Exercise brief
Quote the lines from the line holding "What data populates" to the very end of the listing, exactly, and no others.

Collection entries
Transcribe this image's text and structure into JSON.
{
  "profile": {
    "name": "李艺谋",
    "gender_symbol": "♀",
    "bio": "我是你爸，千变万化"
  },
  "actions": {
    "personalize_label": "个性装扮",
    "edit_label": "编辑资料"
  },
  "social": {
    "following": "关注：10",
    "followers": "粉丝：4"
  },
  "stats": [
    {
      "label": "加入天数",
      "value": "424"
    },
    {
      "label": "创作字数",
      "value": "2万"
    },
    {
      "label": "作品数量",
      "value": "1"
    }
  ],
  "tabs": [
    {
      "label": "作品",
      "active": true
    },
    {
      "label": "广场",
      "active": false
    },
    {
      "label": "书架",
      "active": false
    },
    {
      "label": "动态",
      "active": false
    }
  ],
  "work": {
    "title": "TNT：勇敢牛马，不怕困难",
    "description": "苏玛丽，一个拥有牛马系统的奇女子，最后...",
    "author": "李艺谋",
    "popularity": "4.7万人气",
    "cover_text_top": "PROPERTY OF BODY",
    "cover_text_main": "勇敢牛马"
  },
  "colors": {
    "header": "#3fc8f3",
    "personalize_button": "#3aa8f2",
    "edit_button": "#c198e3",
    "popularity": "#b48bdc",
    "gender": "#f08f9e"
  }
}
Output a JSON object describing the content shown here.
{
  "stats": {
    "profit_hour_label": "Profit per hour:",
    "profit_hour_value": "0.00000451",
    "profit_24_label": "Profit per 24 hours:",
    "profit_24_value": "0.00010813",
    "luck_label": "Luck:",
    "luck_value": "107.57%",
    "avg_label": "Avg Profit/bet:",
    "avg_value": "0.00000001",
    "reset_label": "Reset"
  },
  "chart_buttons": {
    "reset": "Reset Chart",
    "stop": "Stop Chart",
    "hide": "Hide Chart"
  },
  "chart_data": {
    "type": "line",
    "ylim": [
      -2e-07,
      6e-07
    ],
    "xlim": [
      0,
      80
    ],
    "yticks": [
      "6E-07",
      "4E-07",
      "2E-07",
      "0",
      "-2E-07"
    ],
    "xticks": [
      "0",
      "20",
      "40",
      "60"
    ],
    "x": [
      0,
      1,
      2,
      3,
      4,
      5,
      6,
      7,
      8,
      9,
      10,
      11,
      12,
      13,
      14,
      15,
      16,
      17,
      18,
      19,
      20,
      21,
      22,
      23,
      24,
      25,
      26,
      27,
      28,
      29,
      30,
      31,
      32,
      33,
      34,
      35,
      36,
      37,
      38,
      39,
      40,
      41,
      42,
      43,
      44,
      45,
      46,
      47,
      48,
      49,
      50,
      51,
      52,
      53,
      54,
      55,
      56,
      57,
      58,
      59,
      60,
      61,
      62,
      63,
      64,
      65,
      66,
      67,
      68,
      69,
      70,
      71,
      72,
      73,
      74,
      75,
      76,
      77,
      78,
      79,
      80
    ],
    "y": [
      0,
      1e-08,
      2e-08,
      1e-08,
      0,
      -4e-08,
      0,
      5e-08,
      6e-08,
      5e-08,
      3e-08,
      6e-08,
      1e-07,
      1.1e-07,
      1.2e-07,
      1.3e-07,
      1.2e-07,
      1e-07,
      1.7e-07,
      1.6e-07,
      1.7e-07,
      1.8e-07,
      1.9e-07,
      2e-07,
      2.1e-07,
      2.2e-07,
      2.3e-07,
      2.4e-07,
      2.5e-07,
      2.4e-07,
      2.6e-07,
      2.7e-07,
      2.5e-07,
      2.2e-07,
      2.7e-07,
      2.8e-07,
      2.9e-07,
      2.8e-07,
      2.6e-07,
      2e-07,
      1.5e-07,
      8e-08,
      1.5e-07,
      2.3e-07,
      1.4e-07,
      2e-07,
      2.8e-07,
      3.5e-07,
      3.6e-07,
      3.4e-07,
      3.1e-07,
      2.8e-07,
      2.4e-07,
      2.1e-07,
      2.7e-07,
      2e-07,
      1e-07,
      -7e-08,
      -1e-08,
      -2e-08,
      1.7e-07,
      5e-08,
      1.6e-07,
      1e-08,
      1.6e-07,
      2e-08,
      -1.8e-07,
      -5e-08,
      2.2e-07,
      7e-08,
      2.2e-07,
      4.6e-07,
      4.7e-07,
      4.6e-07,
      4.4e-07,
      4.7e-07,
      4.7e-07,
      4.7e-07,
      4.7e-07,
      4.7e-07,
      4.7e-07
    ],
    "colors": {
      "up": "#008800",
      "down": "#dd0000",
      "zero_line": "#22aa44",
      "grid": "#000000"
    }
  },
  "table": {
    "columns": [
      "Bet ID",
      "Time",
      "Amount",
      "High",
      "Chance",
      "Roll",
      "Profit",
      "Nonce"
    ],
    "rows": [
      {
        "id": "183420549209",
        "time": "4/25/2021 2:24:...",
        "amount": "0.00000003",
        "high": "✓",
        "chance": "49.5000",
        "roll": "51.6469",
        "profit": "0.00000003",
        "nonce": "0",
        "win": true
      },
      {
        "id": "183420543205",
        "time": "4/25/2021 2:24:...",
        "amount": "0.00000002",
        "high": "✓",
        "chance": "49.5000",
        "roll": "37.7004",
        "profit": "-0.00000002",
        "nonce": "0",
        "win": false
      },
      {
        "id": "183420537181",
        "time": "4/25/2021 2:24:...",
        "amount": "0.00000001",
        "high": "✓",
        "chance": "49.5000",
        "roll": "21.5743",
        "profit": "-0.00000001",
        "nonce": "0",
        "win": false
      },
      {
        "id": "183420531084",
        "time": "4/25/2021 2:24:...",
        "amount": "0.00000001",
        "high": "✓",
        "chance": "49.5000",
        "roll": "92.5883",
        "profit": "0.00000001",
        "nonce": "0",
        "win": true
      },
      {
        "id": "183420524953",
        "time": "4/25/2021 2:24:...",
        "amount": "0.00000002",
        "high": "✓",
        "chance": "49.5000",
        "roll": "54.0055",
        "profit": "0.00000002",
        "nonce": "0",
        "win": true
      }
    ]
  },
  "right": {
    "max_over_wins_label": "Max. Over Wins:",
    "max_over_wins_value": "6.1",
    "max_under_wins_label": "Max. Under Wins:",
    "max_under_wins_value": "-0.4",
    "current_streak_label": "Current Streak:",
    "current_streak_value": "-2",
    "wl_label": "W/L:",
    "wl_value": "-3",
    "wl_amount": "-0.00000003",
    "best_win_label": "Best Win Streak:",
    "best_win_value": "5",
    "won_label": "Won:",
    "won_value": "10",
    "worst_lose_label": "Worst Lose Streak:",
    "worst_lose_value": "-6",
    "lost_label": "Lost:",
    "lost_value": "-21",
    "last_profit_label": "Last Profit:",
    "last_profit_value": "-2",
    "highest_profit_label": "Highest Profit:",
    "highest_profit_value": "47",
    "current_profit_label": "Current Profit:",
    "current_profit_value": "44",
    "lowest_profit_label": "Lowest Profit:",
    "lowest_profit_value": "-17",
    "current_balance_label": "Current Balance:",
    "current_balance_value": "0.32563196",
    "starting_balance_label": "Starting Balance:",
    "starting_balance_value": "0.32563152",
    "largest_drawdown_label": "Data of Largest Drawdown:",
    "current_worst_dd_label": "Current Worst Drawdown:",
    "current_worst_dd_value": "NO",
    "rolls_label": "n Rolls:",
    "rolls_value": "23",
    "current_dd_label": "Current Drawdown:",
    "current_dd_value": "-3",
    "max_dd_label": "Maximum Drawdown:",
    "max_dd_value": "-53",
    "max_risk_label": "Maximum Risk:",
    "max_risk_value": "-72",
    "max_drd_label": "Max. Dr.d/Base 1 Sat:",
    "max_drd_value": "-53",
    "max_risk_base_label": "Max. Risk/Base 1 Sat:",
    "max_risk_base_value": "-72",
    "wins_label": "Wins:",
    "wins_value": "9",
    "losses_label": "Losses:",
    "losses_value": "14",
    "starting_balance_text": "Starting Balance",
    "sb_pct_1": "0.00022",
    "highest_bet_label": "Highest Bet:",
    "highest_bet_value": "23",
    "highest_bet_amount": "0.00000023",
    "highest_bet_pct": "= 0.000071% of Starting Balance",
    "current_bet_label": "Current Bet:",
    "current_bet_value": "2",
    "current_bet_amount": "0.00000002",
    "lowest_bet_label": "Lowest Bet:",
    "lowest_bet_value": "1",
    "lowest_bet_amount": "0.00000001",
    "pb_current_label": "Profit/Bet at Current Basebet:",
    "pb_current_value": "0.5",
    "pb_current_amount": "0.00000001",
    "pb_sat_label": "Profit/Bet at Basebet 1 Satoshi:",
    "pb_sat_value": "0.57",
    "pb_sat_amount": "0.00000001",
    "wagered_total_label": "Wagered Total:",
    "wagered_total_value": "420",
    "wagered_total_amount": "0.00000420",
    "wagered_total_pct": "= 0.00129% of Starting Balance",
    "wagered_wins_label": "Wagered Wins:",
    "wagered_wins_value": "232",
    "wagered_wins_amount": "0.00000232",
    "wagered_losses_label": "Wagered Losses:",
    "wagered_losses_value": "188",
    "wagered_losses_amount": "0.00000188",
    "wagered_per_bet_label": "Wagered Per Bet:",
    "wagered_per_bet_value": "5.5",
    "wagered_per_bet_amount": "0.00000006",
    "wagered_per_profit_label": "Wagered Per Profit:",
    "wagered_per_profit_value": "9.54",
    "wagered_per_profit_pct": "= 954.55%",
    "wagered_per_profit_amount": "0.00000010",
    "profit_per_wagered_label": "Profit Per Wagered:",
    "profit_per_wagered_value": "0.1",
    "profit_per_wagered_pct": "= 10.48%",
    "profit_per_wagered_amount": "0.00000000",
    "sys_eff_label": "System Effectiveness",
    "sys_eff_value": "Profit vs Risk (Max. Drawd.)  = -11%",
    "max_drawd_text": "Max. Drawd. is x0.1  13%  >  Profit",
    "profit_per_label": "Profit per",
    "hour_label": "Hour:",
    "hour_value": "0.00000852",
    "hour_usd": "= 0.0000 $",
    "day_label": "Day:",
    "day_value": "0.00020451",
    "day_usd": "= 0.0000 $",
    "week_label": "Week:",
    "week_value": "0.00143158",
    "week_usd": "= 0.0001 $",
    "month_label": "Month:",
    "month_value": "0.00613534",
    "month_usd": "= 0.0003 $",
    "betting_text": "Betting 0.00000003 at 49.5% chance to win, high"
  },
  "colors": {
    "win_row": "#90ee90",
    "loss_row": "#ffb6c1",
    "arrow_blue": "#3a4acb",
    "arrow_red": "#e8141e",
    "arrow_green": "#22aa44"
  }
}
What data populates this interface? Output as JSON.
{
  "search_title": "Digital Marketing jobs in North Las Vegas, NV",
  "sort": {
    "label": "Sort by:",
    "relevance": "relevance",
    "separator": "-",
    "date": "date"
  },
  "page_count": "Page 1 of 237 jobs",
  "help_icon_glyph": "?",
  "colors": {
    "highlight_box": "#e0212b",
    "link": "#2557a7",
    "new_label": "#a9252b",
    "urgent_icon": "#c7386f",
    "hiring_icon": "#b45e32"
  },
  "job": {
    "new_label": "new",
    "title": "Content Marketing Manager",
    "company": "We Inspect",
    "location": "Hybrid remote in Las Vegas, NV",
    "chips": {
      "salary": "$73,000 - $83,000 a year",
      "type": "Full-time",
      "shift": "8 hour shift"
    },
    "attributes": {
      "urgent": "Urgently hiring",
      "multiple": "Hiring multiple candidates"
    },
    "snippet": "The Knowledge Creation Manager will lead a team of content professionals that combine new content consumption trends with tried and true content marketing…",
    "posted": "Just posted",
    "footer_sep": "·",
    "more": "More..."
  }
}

Problem solution
What data populates this interface? Output as JSON.
{
  "search_title": "Digital Marketing jobs in North Las Vegas, NV",
  "sort": {
    "label": "Sort by:",
    "relevance": "relevance",
    "separator": "-",
    "date": "date"
  },
  "page_count": "Page 1 of 237 jobs",
  "help_icon_glyph": "?",
  "colors": {
    "highlight_box": "#e0212b",
    "link": "#2557a7",
    "new_label": "#a9252b",
    "urgent_icon": "#c7386f",
    "hiring_icon": "#b45e32"
  },
  "job": {
    "new_label": "new",
    "title": "Content Marketing Manager",
    "company": "We Inspect",
    "location": "Hybrid remote in Las Vegas, NV",
    "chips": {
      "salary": "$73,000 - $83,000 a year",
      "type": "Full-time",
      "shift": "8 hour shift"
    },
    "attributes": {
      "urgent": "Urgently hiring",
      "multiple": "Hiring multiple candidates"
    },
    "snippet": "The Knowledge Creation Manager will lead a team of content professionals that combine new content consumption trends with tried and true content marketing…",
    "posted": "Just posted",
    "footer_sep": "·",
    "more": "More..."
  }
}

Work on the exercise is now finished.